Without the images, write out the whole listing exactly.
BEGIN Records provided
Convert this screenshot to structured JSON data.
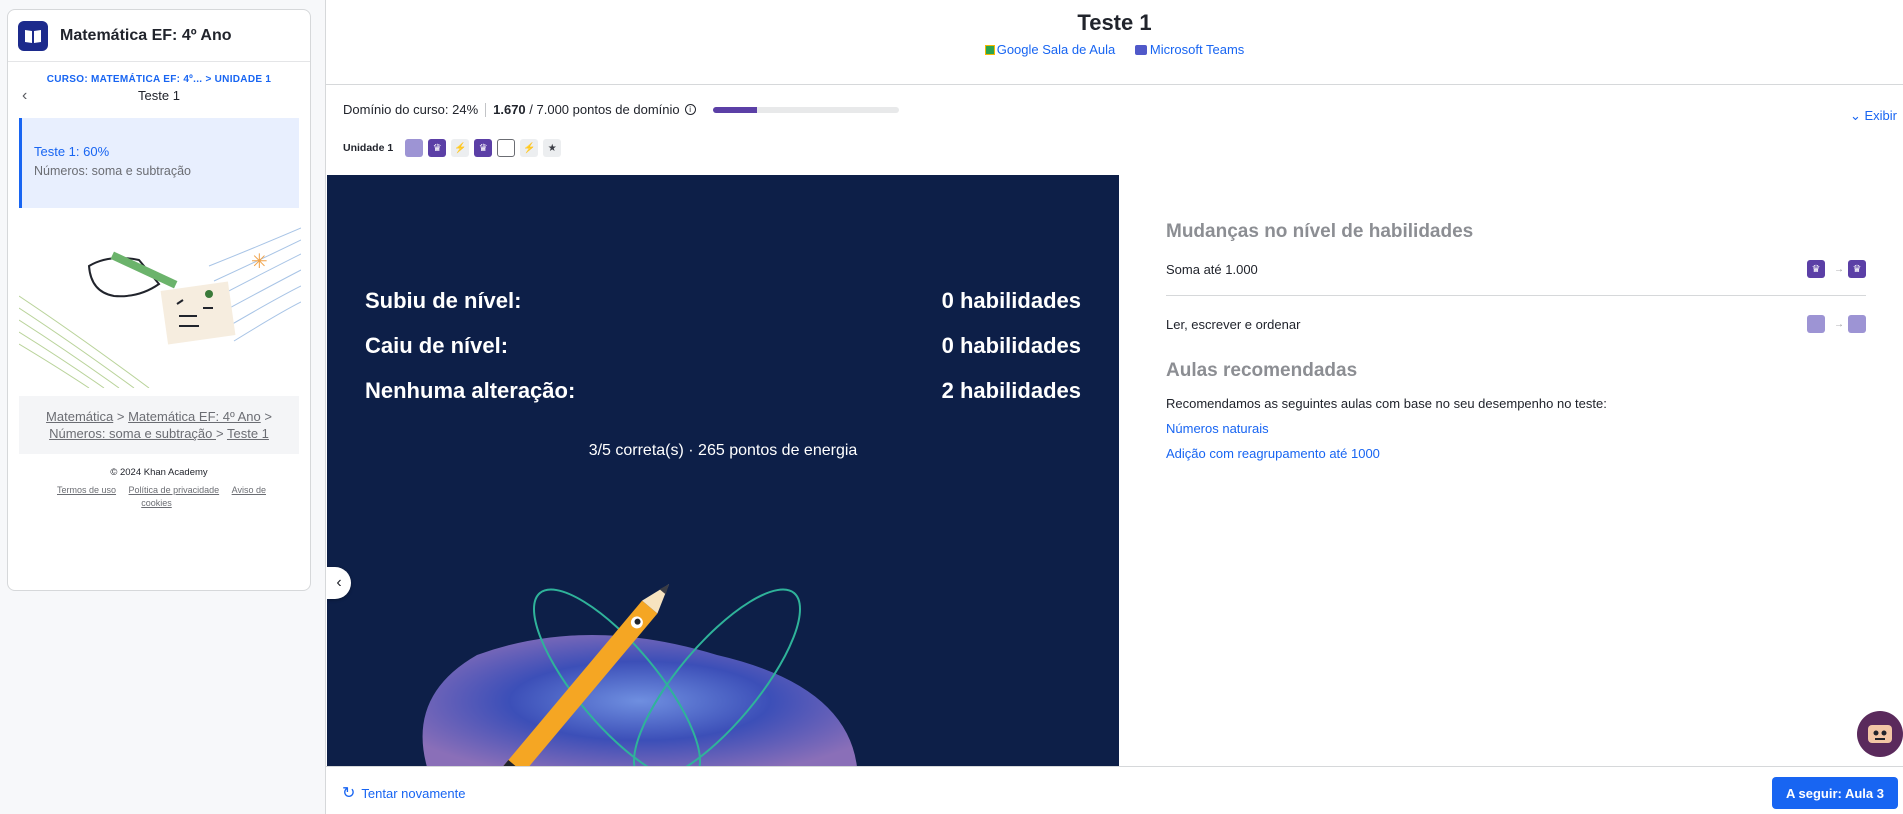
{
  "sidebar": {
    "course_title": "Matemática EF: 4º Ano",
    "crumb": "CURSO: MATEMÁTICA EF: 4º... > UNIDADE 1",
    "nav_title": "Teste 1",
    "item": {
      "title": "Teste 1: 60%",
      "subtitle": "Números: soma e subtração"
    },
    "breadcrumbs": [
      "Matemática",
      "Matemática EF: 4º Ano",
      "Números: soma e subtração ",
      "Teste 1"
    ],
    "breadcrumb_sep": ">",
    "copyright": "© 2024 Khan Academy",
    "links": [
      "Termos de uso",
      "Política de privacidade",
      "Aviso de cookies"
    ]
  },
  "header": {
    "title": "Teste 1",
    "google_classroom": "Google Sala de Aula",
    "microsoft_teams": "Microsoft Teams"
  },
  "mastery": {
    "label": "Domínio do curso: 24%",
    "points": "1.670",
    "total": " / 7.000 pontos de domínio",
    "progress_percent": 24,
    "expand_label": "Exibir",
    "unit_label": "Unidade 1",
    "unit_skills": [
      "familiar",
      "mastered",
      "quiz",
      "mastered",
      "attempted",
      "quiz",
      "unit-test"
    ]
  },
  "results": {
    "rows": [
      {
        "label": "Subiu de nível:",
        "value": "0 habilidades"
      },
      {
        "label": "Caiu de nível:",
        "value": "0 habilidades"
      },
      {
        "label": "Nenhuma alteração:",
        "value": "2 habilidades"
      }
    ],
    "summary": "3/5 correta(s) · 265 pontos de energia"
  },
  "skill_changes": {
    "title": "Mudanças no nível de habilidades",
    "items": [
      {
        "name": "Soma até 1.000",
        "from": "mastered",
        "to": "mastered"
      },
      {
        "name": "Ler, escrever e ordenar",
        "from": "familiar",
        "to": "familiar"
      }
    ]
  },
  "recommended": {
    "title": "Aulas recomendadas",
    "text": "Recomendamos as seguintes aulas com base no seu desempenho no teste:",
    "links": [
      "Números naturais",
      "Adição com reagrupamento até 1000"
    ]
  },
  "footer": {
    "retry_label": "Tentar novamente",
    "next_label": "A seguir: Aula 3"
  },
  "colors": {
    "accent": "#1865f2",
    "dark_panel": "#0d1f48",
    "mastered": "#5b3fa6",
    "familiar": "#9d94d4"
  }
}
END Records provided
= Solution to this exercise =
Convert this screenshot to structured JSON data.
{
  "sidebar": {
    "course_title": "Matemática EF: 4º Ano",
    "crumb": "CURSO: MATEMÁTICA EF: 4º... > UNIDADE 1",
    "nav_title": "Teste 1",
    "item": {
      "title": "Teste 1: 60%",
      "subtitle": "Números: soma e subtração"
    },
    "breadcrumbs": [
      "Matemática",
      "Matemática EF: 4º Ano",
      "Números: soma e subtração ",
      "Teste 1"
    ],
    "breadcrumb_sep": ">",
    "copyright": "© 2024 Khan Academy",
    "links": [
      "Termos de uso",
      "Política de privacidade",
      "Aviso de cookies"
    ]
  },
  "header": {
    "title": "Teste 1",
    "google_classroom": "Google Sala de Aula",
    "microsoft_teams": "Microsoft Teams"
  },
  "mastery": {
    "label": "Domínio do curso: 24%",
    "points": "1.670",
    "total": " / 7.000 pontos de domínio",
    "progress_percent": 24,
    "expand_label": "Exibir",
    "unit_label": "Unidade 1",
    "unit_skills": [
      "familiar",
      "mastered",
      "quiz",
      "mastered",
      "attempted",
      "quiz",
      "unit-test"
    ]
  },
  "results": {
    "rows": [
      {
        "label": "Subiu de nível:",
        "value": "0 habilidades"
      },
      {
        "label": "Caiu de nível:",
        "value": "0 habilidades"
      },
      {
        "label": "Nenhuma alteração:",
        "value": "2 habilidades"
      }
    ],
    "summary": "3/5 correta(s) · 265 pontos de energia"
  },
  "skill_changes": {
    "title": "Mudanças no nível de habilidades",
    "items": [
      {
        "name": "Soma até 1.000",
        "from": "mastered",
        "to": "mastered"
      },
      {
        "name": "Ler, escrever e ordenar",
        "from": "familiar",
        "to": "familiar"
      }
    ]
  },
  "recommended": {
    "title": "Aulas recomendadas",
    "text": "Recomendamos as seguintes aulas com base no seu desempenho no teste:",
    "links": [
      "Números naturais",
      "Adição com reagrupamento até 1000"
    ]
  },
  "footer": {
    "retry_label": "Tentar novamente",
    "next_label": "A seguir: Aula 3"
  },
  "colors": {
    "accent": "#1865f2",
    "dark_panel": "#0d1f48",
    "mastered": "#5b3fa6",
    "familiar": "#9d94d4"
  }
}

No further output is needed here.